## Begin Record set

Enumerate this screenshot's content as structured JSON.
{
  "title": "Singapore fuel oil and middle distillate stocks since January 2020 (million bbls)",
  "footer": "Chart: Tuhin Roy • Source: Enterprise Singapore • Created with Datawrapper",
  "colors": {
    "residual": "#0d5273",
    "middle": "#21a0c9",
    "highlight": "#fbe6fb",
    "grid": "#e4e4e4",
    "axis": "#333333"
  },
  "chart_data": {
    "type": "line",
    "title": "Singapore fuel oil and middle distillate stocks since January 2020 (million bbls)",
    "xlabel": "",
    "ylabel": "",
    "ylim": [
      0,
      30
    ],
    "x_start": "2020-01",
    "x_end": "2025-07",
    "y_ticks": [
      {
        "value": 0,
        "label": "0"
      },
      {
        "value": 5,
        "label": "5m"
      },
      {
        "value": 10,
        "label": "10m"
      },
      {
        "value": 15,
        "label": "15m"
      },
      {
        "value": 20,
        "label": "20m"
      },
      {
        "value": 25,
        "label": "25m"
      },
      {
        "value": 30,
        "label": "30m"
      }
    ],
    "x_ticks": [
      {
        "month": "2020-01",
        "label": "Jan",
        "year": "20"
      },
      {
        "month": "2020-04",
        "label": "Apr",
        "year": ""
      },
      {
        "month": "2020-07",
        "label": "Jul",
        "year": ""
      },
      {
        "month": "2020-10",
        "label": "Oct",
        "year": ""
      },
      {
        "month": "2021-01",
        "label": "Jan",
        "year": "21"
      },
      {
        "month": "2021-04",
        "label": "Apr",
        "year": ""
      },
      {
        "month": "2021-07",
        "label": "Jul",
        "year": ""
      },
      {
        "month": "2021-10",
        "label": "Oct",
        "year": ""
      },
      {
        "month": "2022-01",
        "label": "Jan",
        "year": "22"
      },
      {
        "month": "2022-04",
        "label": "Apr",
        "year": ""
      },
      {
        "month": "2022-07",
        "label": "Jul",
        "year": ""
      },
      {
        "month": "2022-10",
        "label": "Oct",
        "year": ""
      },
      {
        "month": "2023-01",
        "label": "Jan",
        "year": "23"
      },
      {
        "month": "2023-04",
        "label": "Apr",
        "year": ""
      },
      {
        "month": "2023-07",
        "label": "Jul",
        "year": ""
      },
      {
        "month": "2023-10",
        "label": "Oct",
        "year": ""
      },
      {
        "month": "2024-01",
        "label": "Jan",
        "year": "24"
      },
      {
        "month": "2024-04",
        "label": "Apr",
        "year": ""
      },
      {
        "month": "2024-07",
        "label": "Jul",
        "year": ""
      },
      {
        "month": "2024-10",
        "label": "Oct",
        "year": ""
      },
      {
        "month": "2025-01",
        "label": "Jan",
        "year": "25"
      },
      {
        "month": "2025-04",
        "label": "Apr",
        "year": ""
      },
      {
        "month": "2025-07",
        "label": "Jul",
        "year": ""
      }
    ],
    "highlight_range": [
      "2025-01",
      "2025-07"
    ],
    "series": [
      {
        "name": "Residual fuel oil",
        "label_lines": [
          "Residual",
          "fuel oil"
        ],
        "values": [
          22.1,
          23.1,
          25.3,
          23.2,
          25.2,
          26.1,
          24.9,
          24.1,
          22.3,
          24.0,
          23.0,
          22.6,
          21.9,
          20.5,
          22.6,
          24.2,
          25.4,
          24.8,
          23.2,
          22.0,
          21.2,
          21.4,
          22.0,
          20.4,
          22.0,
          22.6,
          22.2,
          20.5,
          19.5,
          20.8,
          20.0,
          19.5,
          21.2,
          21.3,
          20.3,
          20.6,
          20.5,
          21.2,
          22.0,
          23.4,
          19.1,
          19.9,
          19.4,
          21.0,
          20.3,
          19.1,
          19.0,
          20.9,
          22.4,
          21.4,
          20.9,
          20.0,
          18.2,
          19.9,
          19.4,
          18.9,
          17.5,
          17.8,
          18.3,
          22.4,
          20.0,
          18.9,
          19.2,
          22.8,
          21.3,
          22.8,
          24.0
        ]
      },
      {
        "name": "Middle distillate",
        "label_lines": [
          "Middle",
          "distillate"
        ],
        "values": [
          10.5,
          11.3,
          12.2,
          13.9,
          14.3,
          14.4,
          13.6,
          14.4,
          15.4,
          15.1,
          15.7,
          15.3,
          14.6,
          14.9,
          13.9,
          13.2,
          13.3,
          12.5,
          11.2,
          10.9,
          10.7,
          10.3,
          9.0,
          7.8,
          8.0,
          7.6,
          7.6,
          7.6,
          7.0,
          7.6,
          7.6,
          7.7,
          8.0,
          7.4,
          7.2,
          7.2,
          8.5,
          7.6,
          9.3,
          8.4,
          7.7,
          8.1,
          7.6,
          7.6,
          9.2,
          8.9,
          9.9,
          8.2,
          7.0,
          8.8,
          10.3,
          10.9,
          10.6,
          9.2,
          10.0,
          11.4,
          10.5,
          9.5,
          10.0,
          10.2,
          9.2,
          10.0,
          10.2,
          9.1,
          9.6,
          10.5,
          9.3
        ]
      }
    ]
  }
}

## End Record set

Aim of the exercise
Give all the entries again exactly; leave none out.

Full response
Enumerate this screenshot's content as structured JSON.
{
  "title": "Singapore fuel oil and middle distillate stocks since January 2020 (million bbls)",
  "footer": "Chart: Tuhin Roy • Source: Enterprise Singapore • Created with Datawrapper",
  "colors": {
    "residual": "#0d5273",
    "middle": "#21a0c9",
    "highlight": "#fbe6fb",
    "grid": "#e4e4e4",
    "axis": "#333333"
  },
  "chart_data": {
    "type": "line",
    "title": "Singapore fuel oil and middle distillate stocks since January 2020 (million bbls)",
    "xlabel": "",
    "ylabel": "",
    "ylim": [
      0,
      30
    ],
    "x_start": "2020-01",
    "x_end": "2025-07",
    "y_ticks": [
      {
        "value": 0,
        "label": "0"
      },
      {
        "value": 5,
        "label": "5m"
      },
      {
        "value": 10,
        "label": "10m"
      },
      {
        "value": 15,
        "label": "15m"
      },
      {
        "value": 20,
        "label": "20m"
      },
      {
        "value": 25,
        "label": "25m"
      },
      {
        "value": 30,
        "label": "30m"
      }
    ],
    "x_ticks": [
      {
        "month": "2020-01",
        "label": "Jan",
        "year": "20"
      },
      {
        "month": "2020-04",
        "label": "Apr",
        "year": ""
      },
      {
        "month": "2020-07",
        "label": "Jul",
        "year": ""
      },
      {
        "month": "2020-10",
        "label": "Oct",
        "year": ""
      },
      {
        "month": "2021-01",
        "label": "Jan",
        "year": "21"
      },
      {
        "month": "2021-04",
        "label": "Apr",
        "year": ""
      },
      {
        "month": "2021-07",
        "label": "Jul",
        "year": ""
      },
      {
        "month": "2021-10",
        "label": "Oct",
        "year": ""
      },
      {
        "month": "2022-01",
        "label": "Jan",
        "year": "22"
      },
      {
        "month": "2022-04",
        "label": "Apr",
        "year": ""
      },
      {
        "month": "2022-07",
        "label": "Jul",
        "year": ""
      },
      {
        "month": "2022-10",
        "label": "Oct",
        "year": ""
      },
      {
        "month": "2023-01",
        "label": "Jan",
        "year": "23"
      },
      {
        "month": "2023-04",
        "label": "Apr",
        "year": ""
      },
      {
        "month": "2023-07",
        "label": "Jul",
        "year": ""
      },
      {
        "month": "2023-10",
        "label": "Oct",
        "year": ""
      },
      {
        "month": "2024-01",
        "label": "Jan",
        "year": "24"
      },
      {
        "month": "2024-04",
        "label": "Apr",
        "year": ""
      },
      {
        "month": "2024-07",
        "label": "Jul",
        "year": ""
      },
      {
        "month": "2024-10",
        "label": "Oct",
        "year": ""
      },
      {
        "month": "2025-01",
        "label": "Jan",
        "year": "25"
      },
      {
        "month": "2025-04",
        "label": "Apr",
        "year": ""
      },
      {
        "month": "2025-07",
        "label": "Jul",
        "year": ""
      }
    ],
    "highlight_range": [
      "2025-01",
      "2025-07"
    ],
    "series": [
      {
        "name": "Residual fuel oil",
        "label_lines": [
          "Residual",
          "fuel oil"
        ],
        "values": [
          22.1,
          23.1,
          25.3,
          23.2,
          25.2,
          26.1,
          24.9,
          24.1,
          22.3,
          24.0,
          23.0,
          22.6,
          21.9,
          20.5,
          22.6,
          24.2,
          25.4,
          24.8,
          23.2,
          22.0,
          21.2,
          21.4,
          22.0,
          20.4,
          22.0,
          22.6,
          22.2,
          20.5,
          19.5,
          20.8,
          20.0,
          19.5,
          21.2,
          21.3,
          20.3,
          20.6,
          20.5,
          21.2,
          22.0,
          23.4,
          19.1,
          19.9,
          19.4,
          21.0,
          20.3,
          19.1,
          19.0,
          20.9,
          22.4,
          21.4,
          20.9,
          20.0,
          18.2,
          19.9,
          19.4,
          18.9,
          17.5,
          17.8,
          18.3,
          22.4,
          20.0,
          18.9,
          19.2,
          22.8,
          21.3,
          22.8,
          24.0
        ]
      },
      {
        "name": "Middle distillate",
        "label_lines": [
          "Middle",
          "distillate"
        ],
        "values": [
          10.5,
          11.3,
          12.2,
          13.9,
          14.3,
          14.4,
          13.6,
          14.4,
          15.4,
          15.1,
          15.7,
          15.3,
          14.6,
          14.9,
          13.9,
          13.2,
          13.3,
          12.5,
          11.2,
          10.9,
          10.7,
          10.3,
          9.0,
          7.8,
          8.0,
          7.6,
          7.6,
          7.6,
          7.0,
          7.6,
          7.6,
          7.7,
          8.0,
          7.4,
          7.2,
          7.2,
          8.5,
          7.6,
          9.3,
          8.4,
          7.7,
          8.1,
          7.6,
          7.6,
          9.2,
          8.9,
          9.9,
          8.2,
          7.0,
          8.8,
          10.3,
          10.9,
          10.6,
          9.2,
          10.0,
          11.4,
          10.5,
          9.5,
          10.0,
          10.2,
          9.2,
          10.0,
          10.2,
          9.1,
          9.6,
          10.5,
          9.3
        ]
      }
    ]
  }
}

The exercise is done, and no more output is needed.